**STATED TASK:** Print all of the lines exactly. Any picture among them stays out.

•••••

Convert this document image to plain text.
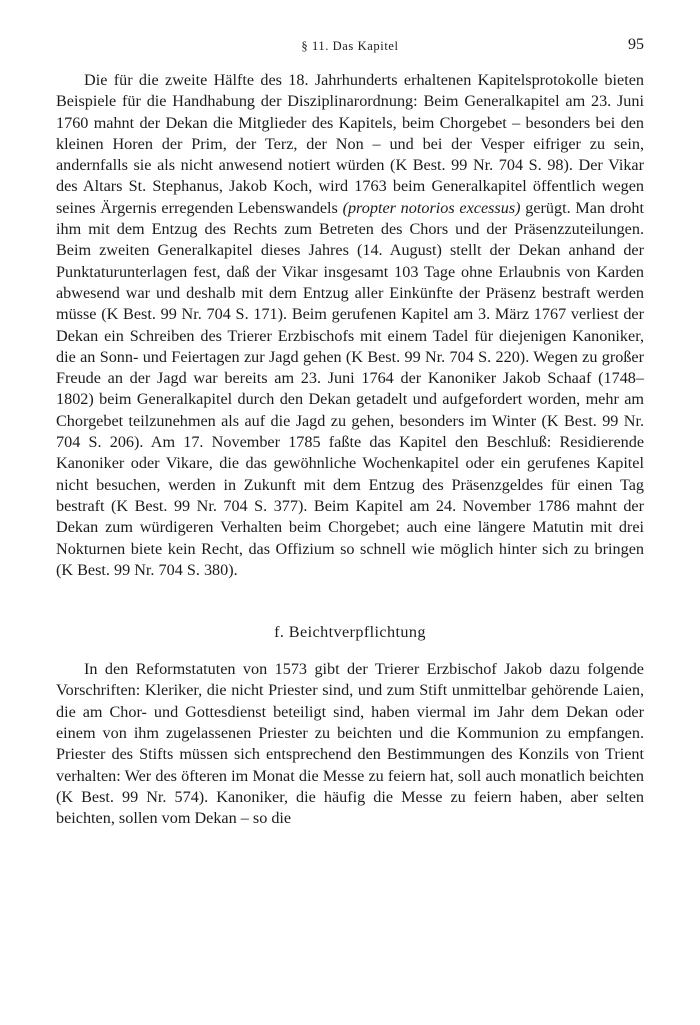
§ 11. Das Kapitel	95

Die für die zweite Hälfte des 18. Jahrhunderts erhaltenen Kapitelsprotokolle bieten Beispiele für die Handhabung der Disziplinarordnung: Beim Generalkapitel am 23. Juni 1760 mahnt der Dekan die Mitglieder des Kapitels, beim Chorgebet – besonders bei den kleinen Horen der Prim, der Terz, der Non – und bei der Vesper eifriger zu sein, andernfalls sie als nicht anwesend notiert würden (K Best. 99 Nr. 704 S. 98). Der Vikar des Altars St. Stephanus, Jakob Koch, wird 1763 beim Generalkapitel öffentlich wegen seines Ärgernis erregenden Lebenswandels (propter notorios excessus) gerügt. Man droht ihm mit dem Entzug des Rechts zum Betreten des Chors und der Präsenzzuteilungen. Beim zweiten Generalkapitel dieses Jahres (14. August) stellt der Dekan anhand der Punktaturunterlagen fest, daß der Vikar insgesamt 103 Tage ohne Erlaubnis von Karden abwesend war und deshalb mit dem Entzug aller Einkünfte der Präsenz bestraft werden müsse (K Best. 99 Nr. 704 S. 171). Beim gerufenen Kapitel am 3. März 1767 verliest der Dekan ein Schreiben des Trierer Erzbischofs mit einem Tadel für diejenigen Kanoniker, die an Sonn- und Feiertagen zur Jagd gehen (K Best. 99 Nr. 704 S. 220). Wegen zu großer Freude an der Jagd war bereits am 23. Juni 1764 der Kanoniker Jakob Schaaf (1748–1802) beim Generalkapitel durch den Dekan getadelt und aufgefordert worden, mehr am Chorgebet teilzunehmen als auf die Jagd zu gehen, besonders im Winter (K Best. 99 Nr. 704 S. 206). Am 17. November 1785 faßte das Kapitel den Beschluß: Residierende Kanoniker oder Vikare, die das gewöhnliche Wochenkapitel oder ein gerufenes Kapitel nicht besuchen, werden in Zukunft mit dem Entzug des Präsenzgeldes für einen Tag bestraft (K Best. 99 Nr. 704 S. 377). Beim Kapitel am 24. November 1786 mahnt der Dekan zum würdigeren Verhalten beim Chorgebet; auch eine längere Matutin mit drei Nokturnen biete kein Recht, das Offizium so schnell wie möglich hinter sich zu bringen (K Best. 99 Nr. 704 S. 380).

f. Beichtverpflichtung

In den Reformstatuten von 1573 gibt der Trierer Erzbischof Jakob dazu folgende Vorschriften: Kleriker, die nicht Priester sind, und zum Stift unmittelbar gehörende Laien, die am Chor- und Gottesdienst beteiligt sind, haben viermal im Jahr dem Dekan oder einem von ihm zugelassenen Priester zu beichten und die Kommunion zu empfangen. Priester des Stifts müssen sich entsprechend den Bestimmungen des Konzils von Trient verhalten: Wer des öfteren im Monat die Messe zu feiern hat, soll auch monatlich beichten (K Best. 99 Nr. 574). Kanoniker, die häufig die Messe zu feiern haben, aber selten beichten, sollen vom Dekan – so die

•••••

**RESPONSE BELOW:**
Convert this document image to plain text.
§ 11. Das Kapitel	95

Die für die zweite Hälfte des 18. Jahrhunderts erhaltenen Kapitelsprotokolle bieten Beispiele für die Handhabung der Disziplinarordnung: Beim Generalkapitel am 23. Juni 1760 mahnt der Dekan die Mitglieder des Kapitels, beim Chorgebet – besonders bei den kleinen Horen der Prim, der Terz, der Non – und bei der Vesper eifriger zu sein, andernfalls sie als nicht anwesend notiert würden (K Best. 99 Nr. 704 S. 98). Der Vikar des Altars St. Stephanus, Jakob Koch, wird 1763 beim Generalkapitel öffentlich wegen seines Ärgernis erregenden Lebenswandels (propter notorios excessus) gerügt. Man droht ihm mit dem Entzug des Rechts zum Betreten des Chors und der Präsenzzuteilungen. Beim zweiten Generalkapitel dieses Jahres (14. August) stellt der Dekan anhand der Punktaturunterlagen fest, daß der Vikar insgesamt 103 Tage ohne Erlaubnis von Karden abwesend war und deshalb mit dem Entzug aller Einkünfte der Präsenz bestraft werden müsse (K Best. 99 Nr. 704 S. 171). Beim gerufenen Kapitel am 3. März 1767 verliest der Dekan ein Schreiben des Trierer Erzbischofs mit einem Tadel für diejenigen Kanoniker, die an Sonn- und Feiertagen zur Jagd gehen (K Best. 99 Nr. 704 S. 220). Wegen zu großer Freude an der Jagd war bereits am 23. Juni 1764 der Kanoniker Jakob Schaaf (1748–1802) beim Generalkapitel durch den Dekan getadelt und aufgefordert worden, mehr am Chorgebet teilzunehmen als auf die Jagd zu gehen, besonders im Winter (K Best. 99 Nr. 704 S. 206). Am 17. November 1785 faßte das Kapitel den Beschluß: Residierende Kanoniker oder Vikare, die das gewöhnliche Wochenkapitel oder ein gerufenes Kapitel nicht besuchen, werden in Zukunft mit dem Entzug des Präsenzgeldes für einen Tag bestraft (K Best. 99 Nr. 704 S. 377). Beim Kapitel am 24. November 1786 mahnt der Dekan zum würdigeren Verhalten beim Chorgebet; auch eine längere Matutin mit drei Nokturnen biete kein Recht, das Offizium so schnell wie möglich hinter sich zu bringen (K Best. 99 Nr. 704 S. 380).

f. Beichtverpflichtung

In den Reformstatuten von 1573 gibt der Trierer Erzbischof Jakob dazu folgende Vorschriften: Kleriker, die nicht Priester sind, und zum Stift unmittelbar gehörende Laien, die am Chor- und Gottesdienst beteiligt sind, haben viermal im Jahr dem Dekan oder einem von ihm zugelassenen Priester zu beichten und die Kommunion zu empfangen. Priester des Stifts müssen sich entsprechend den Bestimmungen des Konzils von Trient verhalten: Wer des öfteren im Monat die Messe zu feiern hat, soll auch monatlich beichten (K Best. 99 Nr. 574). Kanoniker, die häufig die Messe zu feiern haben, aber selten beichten, sollen vom Dekan – so die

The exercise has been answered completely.